▶ **Written request**: In the entries, find all lines that hold the word "page" and copy them.

▶ **Extracted information**:
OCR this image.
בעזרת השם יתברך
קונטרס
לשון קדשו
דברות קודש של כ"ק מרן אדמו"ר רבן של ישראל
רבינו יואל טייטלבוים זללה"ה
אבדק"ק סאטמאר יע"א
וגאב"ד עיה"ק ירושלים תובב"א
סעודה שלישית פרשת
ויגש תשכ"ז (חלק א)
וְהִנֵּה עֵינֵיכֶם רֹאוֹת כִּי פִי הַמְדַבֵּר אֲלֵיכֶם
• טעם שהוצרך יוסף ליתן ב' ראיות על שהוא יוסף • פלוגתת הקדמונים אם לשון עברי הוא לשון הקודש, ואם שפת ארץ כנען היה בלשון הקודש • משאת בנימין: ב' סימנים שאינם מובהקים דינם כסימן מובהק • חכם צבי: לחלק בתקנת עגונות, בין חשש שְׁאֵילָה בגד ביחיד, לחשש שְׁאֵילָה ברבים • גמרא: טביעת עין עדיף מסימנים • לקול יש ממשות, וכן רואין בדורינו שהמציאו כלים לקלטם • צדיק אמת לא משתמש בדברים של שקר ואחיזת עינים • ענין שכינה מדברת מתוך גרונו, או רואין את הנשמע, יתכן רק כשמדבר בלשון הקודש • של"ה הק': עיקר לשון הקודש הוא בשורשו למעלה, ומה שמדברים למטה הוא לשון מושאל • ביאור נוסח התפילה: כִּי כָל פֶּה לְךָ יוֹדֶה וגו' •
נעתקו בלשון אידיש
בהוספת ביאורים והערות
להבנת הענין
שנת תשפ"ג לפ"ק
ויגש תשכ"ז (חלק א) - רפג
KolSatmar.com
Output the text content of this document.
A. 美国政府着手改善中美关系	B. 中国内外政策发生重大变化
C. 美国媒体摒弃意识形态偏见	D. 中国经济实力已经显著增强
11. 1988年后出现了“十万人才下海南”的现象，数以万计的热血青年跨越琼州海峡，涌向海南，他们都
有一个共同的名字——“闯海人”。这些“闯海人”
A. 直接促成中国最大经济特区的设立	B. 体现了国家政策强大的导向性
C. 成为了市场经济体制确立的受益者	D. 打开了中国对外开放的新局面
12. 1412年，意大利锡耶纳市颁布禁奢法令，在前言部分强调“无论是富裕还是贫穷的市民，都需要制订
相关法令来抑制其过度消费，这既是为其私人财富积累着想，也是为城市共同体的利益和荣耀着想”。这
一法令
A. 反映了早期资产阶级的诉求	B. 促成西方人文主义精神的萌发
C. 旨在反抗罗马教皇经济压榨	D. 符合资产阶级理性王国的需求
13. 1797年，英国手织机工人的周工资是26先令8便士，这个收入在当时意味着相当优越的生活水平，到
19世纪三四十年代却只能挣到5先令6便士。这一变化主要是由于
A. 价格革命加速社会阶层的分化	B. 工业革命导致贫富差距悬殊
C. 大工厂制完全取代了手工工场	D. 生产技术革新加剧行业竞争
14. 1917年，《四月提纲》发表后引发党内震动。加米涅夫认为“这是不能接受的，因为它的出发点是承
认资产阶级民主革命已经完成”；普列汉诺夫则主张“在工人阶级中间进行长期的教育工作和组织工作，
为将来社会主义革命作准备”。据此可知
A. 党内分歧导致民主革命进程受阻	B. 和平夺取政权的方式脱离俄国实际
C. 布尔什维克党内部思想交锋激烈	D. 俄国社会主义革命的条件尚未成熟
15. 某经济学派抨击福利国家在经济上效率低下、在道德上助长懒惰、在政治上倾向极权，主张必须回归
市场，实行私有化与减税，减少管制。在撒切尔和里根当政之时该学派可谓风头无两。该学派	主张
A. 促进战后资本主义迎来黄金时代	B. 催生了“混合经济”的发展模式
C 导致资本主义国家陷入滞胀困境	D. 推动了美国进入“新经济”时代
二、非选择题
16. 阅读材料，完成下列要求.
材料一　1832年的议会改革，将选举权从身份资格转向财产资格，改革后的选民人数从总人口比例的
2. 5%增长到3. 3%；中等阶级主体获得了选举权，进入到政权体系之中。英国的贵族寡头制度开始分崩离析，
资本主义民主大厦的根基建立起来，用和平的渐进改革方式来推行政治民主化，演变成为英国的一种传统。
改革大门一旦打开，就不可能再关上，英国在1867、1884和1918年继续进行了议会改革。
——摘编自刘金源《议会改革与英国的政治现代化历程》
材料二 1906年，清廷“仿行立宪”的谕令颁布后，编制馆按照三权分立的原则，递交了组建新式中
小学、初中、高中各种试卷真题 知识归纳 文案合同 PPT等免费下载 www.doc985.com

--

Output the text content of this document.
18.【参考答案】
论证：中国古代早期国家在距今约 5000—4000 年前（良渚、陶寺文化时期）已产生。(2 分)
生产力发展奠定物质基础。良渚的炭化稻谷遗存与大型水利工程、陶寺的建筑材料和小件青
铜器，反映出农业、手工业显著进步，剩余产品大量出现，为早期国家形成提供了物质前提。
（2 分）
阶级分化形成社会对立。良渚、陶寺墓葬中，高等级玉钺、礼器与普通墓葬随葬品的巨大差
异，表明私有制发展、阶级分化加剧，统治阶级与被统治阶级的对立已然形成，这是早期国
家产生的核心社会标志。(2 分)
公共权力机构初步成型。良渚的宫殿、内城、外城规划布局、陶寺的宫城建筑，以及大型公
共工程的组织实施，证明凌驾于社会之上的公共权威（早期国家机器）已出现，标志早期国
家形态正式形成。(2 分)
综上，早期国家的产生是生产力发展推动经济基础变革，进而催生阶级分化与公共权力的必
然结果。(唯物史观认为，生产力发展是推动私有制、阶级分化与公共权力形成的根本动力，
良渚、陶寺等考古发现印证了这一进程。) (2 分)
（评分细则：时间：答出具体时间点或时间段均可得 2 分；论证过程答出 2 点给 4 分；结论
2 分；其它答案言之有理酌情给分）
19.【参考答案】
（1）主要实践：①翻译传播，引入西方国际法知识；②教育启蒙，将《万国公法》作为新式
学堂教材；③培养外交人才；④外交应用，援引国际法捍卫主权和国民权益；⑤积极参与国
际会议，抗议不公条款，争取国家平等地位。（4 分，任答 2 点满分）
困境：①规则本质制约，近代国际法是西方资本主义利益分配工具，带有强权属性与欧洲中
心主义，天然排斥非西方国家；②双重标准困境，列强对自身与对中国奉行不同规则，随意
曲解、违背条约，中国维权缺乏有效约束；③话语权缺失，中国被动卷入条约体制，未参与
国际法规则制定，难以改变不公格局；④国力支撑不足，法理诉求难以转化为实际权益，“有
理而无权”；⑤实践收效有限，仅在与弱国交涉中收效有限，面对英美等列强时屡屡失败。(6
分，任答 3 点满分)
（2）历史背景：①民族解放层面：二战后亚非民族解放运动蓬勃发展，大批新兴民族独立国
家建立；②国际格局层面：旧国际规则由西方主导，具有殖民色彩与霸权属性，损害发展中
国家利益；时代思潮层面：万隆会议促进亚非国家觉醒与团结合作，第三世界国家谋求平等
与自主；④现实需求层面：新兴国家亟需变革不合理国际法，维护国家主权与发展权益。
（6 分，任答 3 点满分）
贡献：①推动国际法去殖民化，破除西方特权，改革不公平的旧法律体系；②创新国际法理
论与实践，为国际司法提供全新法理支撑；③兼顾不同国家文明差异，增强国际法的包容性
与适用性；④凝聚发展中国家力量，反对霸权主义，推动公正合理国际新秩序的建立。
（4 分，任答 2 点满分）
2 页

* * *

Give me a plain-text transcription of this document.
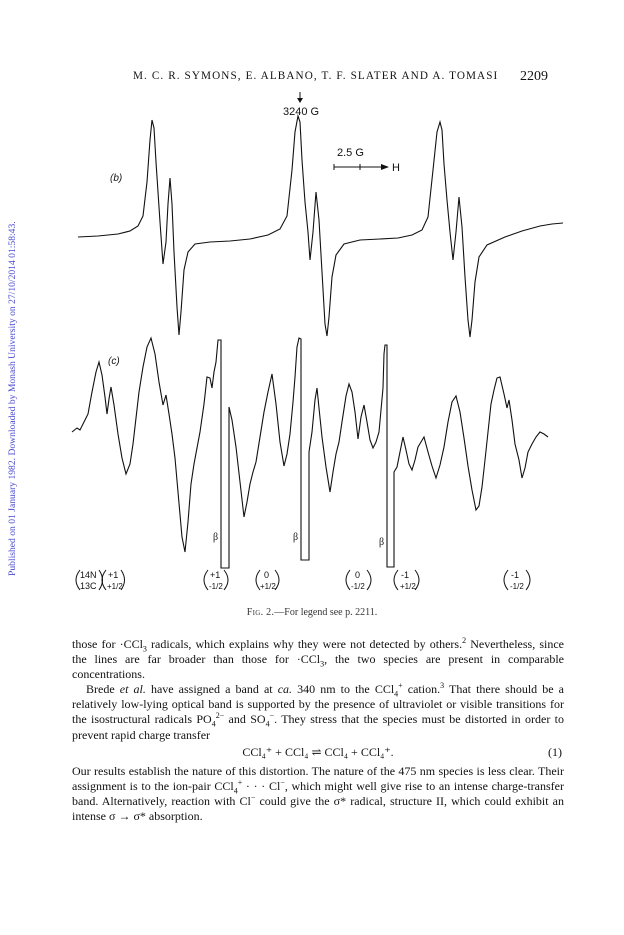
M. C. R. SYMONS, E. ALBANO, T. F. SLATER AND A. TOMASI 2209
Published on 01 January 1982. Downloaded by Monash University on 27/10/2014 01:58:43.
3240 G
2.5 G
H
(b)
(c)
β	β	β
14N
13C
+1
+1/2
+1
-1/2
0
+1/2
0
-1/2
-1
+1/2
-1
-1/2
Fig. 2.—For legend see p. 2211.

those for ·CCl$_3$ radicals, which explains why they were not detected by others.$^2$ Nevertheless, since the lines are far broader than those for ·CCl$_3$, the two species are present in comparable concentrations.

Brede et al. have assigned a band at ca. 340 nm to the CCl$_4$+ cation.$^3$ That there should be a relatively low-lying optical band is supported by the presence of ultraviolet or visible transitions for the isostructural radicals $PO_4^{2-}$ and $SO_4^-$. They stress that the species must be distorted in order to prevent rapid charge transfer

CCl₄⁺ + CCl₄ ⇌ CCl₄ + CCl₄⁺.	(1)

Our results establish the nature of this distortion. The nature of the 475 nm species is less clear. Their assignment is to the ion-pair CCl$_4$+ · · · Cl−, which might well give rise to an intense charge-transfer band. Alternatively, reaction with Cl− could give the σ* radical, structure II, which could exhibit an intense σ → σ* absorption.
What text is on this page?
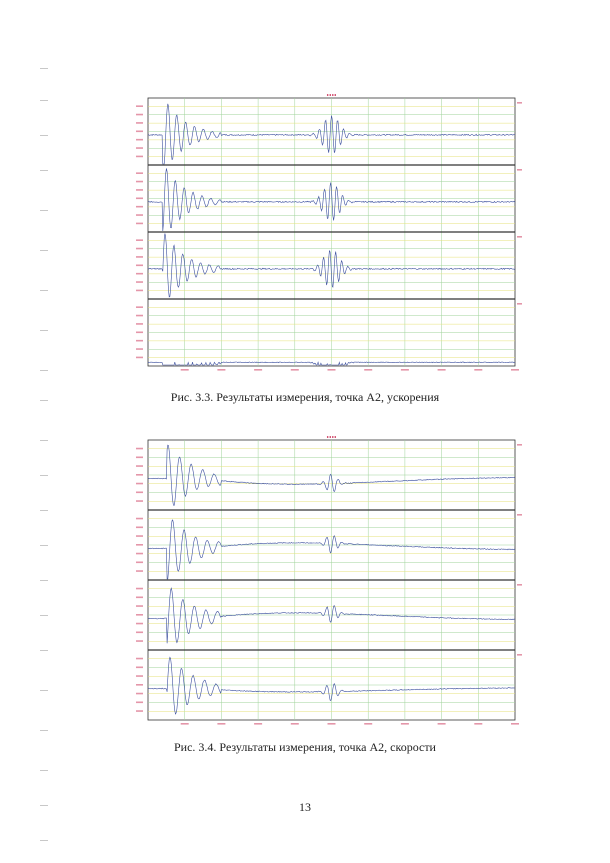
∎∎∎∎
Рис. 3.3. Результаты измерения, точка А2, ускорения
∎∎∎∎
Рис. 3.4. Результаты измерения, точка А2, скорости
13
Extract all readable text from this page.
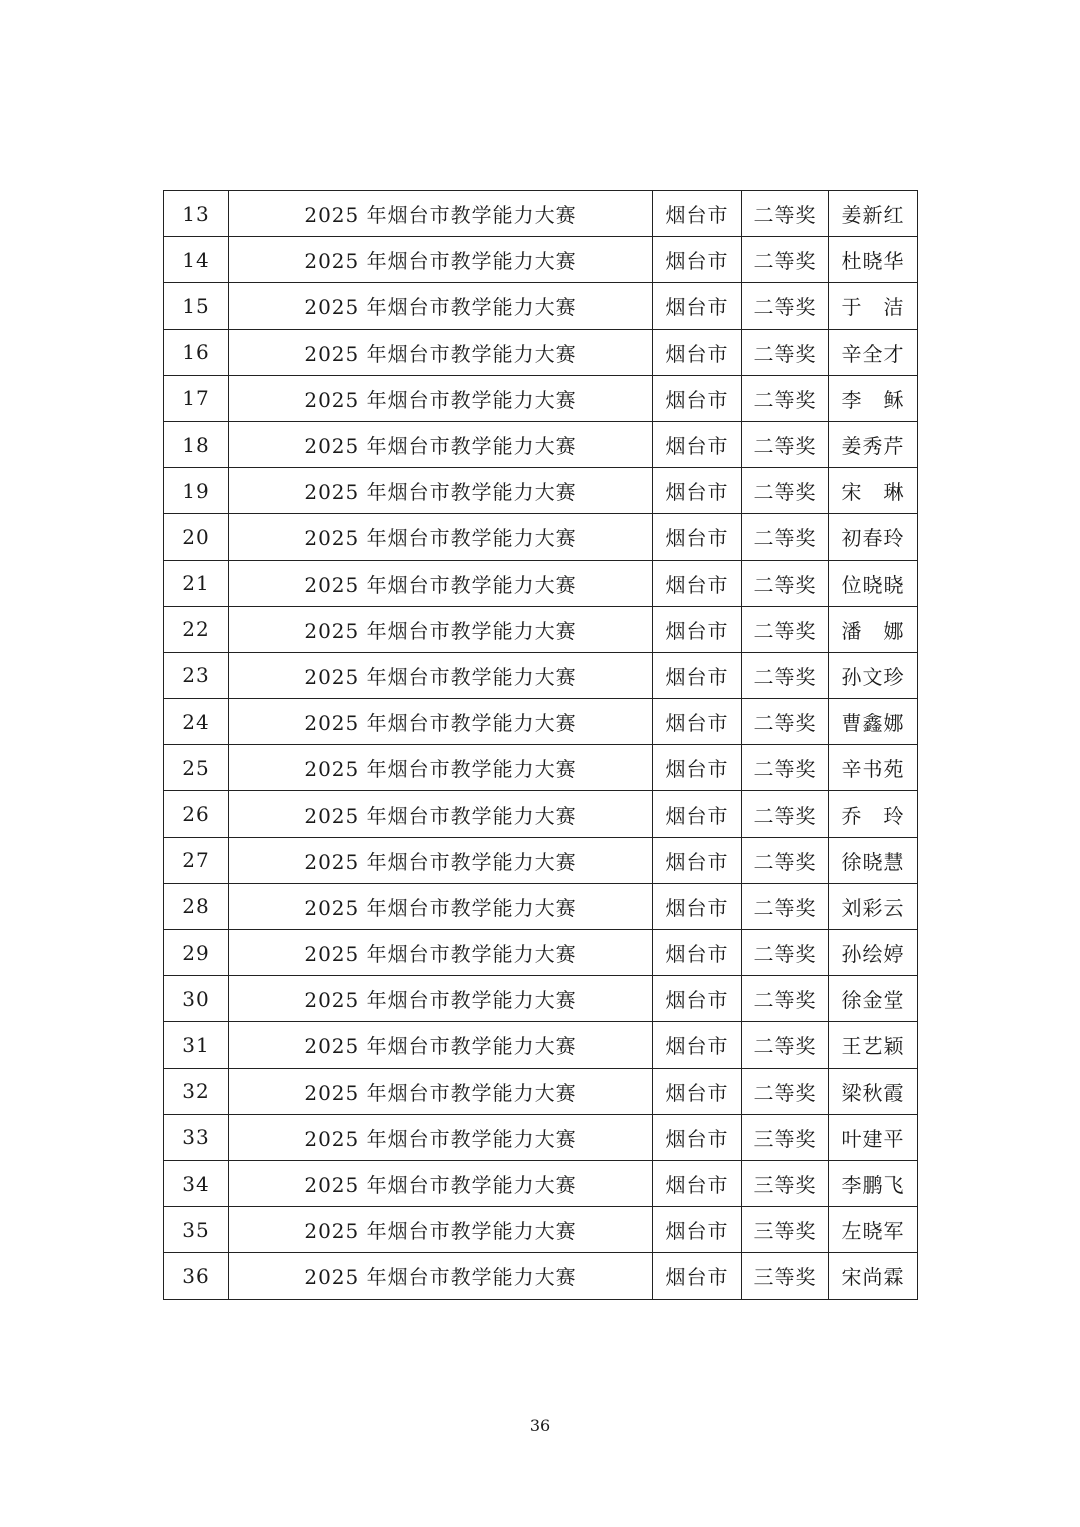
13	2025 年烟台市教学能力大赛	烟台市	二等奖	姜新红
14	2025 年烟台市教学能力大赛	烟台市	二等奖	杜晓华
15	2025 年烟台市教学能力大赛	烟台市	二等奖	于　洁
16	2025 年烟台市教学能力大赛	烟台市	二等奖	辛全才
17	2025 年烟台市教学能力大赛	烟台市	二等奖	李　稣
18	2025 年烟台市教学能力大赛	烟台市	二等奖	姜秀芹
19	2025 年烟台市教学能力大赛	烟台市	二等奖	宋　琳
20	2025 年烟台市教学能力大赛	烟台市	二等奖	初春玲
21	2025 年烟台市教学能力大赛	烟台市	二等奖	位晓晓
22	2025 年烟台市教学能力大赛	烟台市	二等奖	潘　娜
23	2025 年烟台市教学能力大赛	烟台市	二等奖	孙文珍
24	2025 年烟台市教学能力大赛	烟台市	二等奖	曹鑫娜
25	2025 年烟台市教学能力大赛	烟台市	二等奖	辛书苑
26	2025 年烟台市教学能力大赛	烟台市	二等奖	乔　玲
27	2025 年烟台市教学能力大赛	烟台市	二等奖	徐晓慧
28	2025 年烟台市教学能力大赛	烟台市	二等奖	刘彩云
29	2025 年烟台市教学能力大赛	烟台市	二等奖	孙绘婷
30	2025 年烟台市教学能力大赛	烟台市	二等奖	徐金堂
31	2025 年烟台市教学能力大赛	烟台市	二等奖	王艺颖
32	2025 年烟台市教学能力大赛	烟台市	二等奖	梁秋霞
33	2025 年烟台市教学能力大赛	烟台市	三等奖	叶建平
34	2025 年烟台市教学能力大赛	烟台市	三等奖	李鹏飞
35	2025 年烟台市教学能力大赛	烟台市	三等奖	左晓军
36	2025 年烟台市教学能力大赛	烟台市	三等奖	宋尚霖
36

▶ **Answer for this exercise**:
What text is on this page?
Extract all readable text from this page.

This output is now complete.